Copy out each line exactly as it appears.
::: SUPPLIED INFORMATION :::
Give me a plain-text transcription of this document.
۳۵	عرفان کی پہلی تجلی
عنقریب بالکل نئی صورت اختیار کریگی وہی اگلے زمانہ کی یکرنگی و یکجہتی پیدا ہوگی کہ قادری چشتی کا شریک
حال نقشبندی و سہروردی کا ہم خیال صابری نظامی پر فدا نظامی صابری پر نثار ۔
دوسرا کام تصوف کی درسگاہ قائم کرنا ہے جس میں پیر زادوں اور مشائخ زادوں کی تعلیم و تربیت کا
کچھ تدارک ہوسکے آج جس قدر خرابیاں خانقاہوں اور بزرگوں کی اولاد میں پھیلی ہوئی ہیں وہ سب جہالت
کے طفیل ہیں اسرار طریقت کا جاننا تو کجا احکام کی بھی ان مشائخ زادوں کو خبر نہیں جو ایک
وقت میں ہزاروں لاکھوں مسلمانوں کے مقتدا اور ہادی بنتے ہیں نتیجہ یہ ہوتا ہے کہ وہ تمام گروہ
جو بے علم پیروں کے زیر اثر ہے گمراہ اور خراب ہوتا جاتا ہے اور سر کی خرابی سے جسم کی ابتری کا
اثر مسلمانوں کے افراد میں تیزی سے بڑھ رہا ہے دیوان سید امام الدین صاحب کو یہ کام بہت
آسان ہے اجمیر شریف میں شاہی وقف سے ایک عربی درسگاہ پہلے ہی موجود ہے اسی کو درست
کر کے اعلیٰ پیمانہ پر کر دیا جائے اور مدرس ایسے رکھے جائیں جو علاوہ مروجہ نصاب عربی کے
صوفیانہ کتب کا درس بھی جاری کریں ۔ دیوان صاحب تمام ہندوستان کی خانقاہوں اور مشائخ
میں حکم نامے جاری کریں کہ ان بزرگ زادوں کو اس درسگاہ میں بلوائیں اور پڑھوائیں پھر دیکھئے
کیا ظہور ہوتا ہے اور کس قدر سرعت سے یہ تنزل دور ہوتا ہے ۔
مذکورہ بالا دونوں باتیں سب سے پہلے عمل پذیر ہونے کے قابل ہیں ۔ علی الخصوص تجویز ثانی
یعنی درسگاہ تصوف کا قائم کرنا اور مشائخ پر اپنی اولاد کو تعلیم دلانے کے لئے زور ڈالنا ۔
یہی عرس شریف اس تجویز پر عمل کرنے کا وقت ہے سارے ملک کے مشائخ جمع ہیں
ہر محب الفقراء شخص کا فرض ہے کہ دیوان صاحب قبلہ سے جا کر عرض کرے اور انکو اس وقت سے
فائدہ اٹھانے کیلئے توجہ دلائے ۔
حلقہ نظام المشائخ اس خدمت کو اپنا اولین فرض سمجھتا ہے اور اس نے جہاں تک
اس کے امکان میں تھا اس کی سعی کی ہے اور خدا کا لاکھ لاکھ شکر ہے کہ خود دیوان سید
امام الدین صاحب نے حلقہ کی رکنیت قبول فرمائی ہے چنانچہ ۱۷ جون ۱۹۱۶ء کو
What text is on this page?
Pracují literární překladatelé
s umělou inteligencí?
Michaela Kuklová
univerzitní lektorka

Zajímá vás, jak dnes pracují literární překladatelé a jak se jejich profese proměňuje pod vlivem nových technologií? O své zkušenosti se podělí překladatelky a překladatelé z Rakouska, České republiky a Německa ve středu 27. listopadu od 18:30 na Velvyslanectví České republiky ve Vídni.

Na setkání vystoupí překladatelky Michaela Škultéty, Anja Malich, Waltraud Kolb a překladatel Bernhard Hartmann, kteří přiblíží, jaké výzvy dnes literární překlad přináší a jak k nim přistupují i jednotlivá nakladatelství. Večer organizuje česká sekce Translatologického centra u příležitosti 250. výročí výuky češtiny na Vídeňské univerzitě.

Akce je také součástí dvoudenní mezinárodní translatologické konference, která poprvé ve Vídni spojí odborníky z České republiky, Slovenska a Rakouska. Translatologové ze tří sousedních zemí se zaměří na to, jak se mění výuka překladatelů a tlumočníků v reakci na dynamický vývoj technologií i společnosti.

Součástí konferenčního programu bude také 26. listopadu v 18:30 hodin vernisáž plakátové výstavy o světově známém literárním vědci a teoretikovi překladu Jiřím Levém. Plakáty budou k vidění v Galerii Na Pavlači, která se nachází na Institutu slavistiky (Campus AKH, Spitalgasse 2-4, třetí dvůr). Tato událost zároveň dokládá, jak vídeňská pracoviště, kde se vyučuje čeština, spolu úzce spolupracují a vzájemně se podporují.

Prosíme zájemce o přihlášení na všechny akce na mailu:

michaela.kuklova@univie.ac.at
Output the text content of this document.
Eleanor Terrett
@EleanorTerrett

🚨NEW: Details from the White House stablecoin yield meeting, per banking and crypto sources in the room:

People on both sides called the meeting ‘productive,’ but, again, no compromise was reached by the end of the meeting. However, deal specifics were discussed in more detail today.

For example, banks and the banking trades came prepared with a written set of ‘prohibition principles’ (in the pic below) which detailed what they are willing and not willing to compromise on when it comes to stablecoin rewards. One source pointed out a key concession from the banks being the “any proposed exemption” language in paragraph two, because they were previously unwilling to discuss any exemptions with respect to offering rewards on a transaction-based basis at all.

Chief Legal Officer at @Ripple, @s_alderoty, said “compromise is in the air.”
:::
_SOLUTION TO THE PROBLEM_
Give me a plain-text transcription of this document.
۳۵	عرفان کی پہلی تجلی
عنقریب بالکل نئی صورت اختیار کریگی وہی اگلے زمانہ کی یکرنگی و یکجہتی پیدا ہوگی کہ قادری چشتی کا شریک
حال نقشبندی و سہروردی کا ہم خیال صابری نظامی پر فدا نظامی صابری پر نثار ۔
دوسرا کام تصوف کی درسگاہ قائم کرنا ہے جس میں پیر زادوں اور مشائخ زادوں کی تعلیم و تربیت کا
کچھ تدارک ہوسکے آج جس قدر خرابیاں خانقاہوں اور بزرگوں کی اولاد میں پھیلی ہوئی ہیں وہ سب جہالت
کے طفیل ہیں اسرار طریقت کا جاننا تو کجا احکام کی بھی ان مشائخ زادوں کو خبر نہیں جو ایک
وقت میں ہزاروں لاکھوں مسلمانوں کے مقتدا اور ہادی بنتے ہیں نتیجہ یہ ہوتا ہے کہ وہ تمام گروہ
جو بے علم پیروں کے زیر اثر ہے گمراہ اور خراب ہوتا جاتا ہے اور سر کی خرابی سے جسم کی ابتری کا
اثر مسلمانوں کے افراد میں تیزی سے بڑھ رہا ہے دیوان سید امام الدین صاحب کو یہ کام بہت
آسان ہے اجمیر شریف میں شاہی وقف سے ایک عربی درسگاہ پہلے ہی موجود ہے اسی کو درست
کر کے اعلیٰ پیمانہ پر کر دیا جائے اور مدرس ایسے رکھے جائیں جو علاوہ مروجہ نصاب عربی کے
صوفیانہ کتب کا درس بھی جاری کریں ۔ دیوان صاحب تمام ہندوستان کی خانقاہوں اور مشائخ
میں حکم نامے جاری کریں کہ ان بزرگ زادوں کو اس درسگاہ میں بلوائیں اور پڑھوائیں پھر دیکھئے
کیا ظہور ہوتا ہے اور کس قدر سرعت سے یہ تنزل دور ہوتا ہے ۔
مذکورہ بالا دونوں باتیں سب سے پہلے عمل پذیر ہونے کے قابل ہیں ۔ علی الخصوص تجویز ثانی
یعنی درسگاہ تصوف کا قائم کرنا اور مشائخ پر اپنی اولاد کو تعلیم دلانے کے لئے زور ڈالنا ۔
یہی عرس شریف اس تجویز پر عمل کرنے کا وقت ہے سارے ملک کے مشائخ جمع ہیں
ہر محب الفقراء شخص کا فرض ہے کہ دیوان صاحب قبلہ سے جا کر عرض کرے اور انکو اس وقت سے
فائدہ اٹھانے کیلئے توجہ دلائے ۔
حلقہ نظام المشائخ اس خدمت کو اپنا اولین فرض سمجھتا ہے اور اس نے جہاں تک
اس کے امکان میں تھا اس کی سعی کی ہے اور خدا کا لاکھ لاکھ شکر ہے کہ خود دیوان سید
امام الدین صاحب نے حلقہ کی رکنیت قبول فرمائی ہے چنانچہ ۱۷ جون ۱۹۱۶ء کو
What text is on this page?
Pracují literární překladatelé
s umělou inteligencí?
Michaela Kuklová
univerzitní lektorka

Zajímá vás, jak dnes pracují literární překladatelé a jak se jejich profese proměňuje pod vlivem nových technologií? O své zkušenosti se podělí překladatelky a překladatelé z Rakouska, České republiky a Německa ve středu 27. listopadu od 18:30 na Velvyslanectví České republiky ve Vídni.

Na setkání vystoupí překladatelky Michaela Škultéty, Anja Malich, Waltraud Kolb a překladatel Bernhard Hartmann, kteří přiblíží, jaké výzvy dnes literární překlad přináší a jak k nim přistupují i jednotlivá nakladatelství. Večer organizuje česká sekce Translatologického centra u příležitosti 250. výročí výuky češtiny na Vídeňské univerzitě.

Akce je také součástí dvoudenní mezinárodní translatologické konference, která poprvé ve Vídni spojí odborníky z České republiky, Slovenska a Rakouska. Translatologové ze tří sousedních zemí se zaměří na to, jak se mění výuka překladatelů a tlumočníků v reakci na dynamický vývoj technologií i společnosti.

Součástí konferenčního programu bude také 26. listopadu v 18:30 hodin vernisáž plakátové výstavy o světově známém literárním vědci a teoretikovi překladu Jiřím Levém. Plakáty budou k vidění v Galerii Na Pavlači, která se nachází na Institutu slavistiky (Campus AKH, Spitalgasse 2-4, třetí dvůr). Tato událost zároveň dokládá, jak vídeňská pracoviště, kde se vyučuje čeština, spolu úzce spolupracují a vzájemně se podporují.

Prosíme zájemce o přihlášení na všechny akce na mailu:

michaela.kuklova@univie.ac.at
Output the text content of this document.
Eleanor Terrett
@EleanorTerrett

🚨NEW: Details from the White House stablecoin yield meeting, per banking and crypto sources in the room:

People on both sides called the meeting ‘productive,’ but, again, no compromise was reached by the end of the meeting. However, deal specifics were discussed in more detail today.

For example, banks and the banking trades came prepared with a written set of ‘prohibition principles’ (in the pic below) which detailed what they are willing and not willing to compromise on when it comes to stablecoin rewards. One source pointed out a key concession from the banks being the “any proposed exemption” language in paragraph two, because they were previously unwilling to discuss any exemptions with respect to offering rewards on a transaction-based basis at all.

Chief Legal Officer at @Ripple, @s_alderoty, said “compromise is in the air.”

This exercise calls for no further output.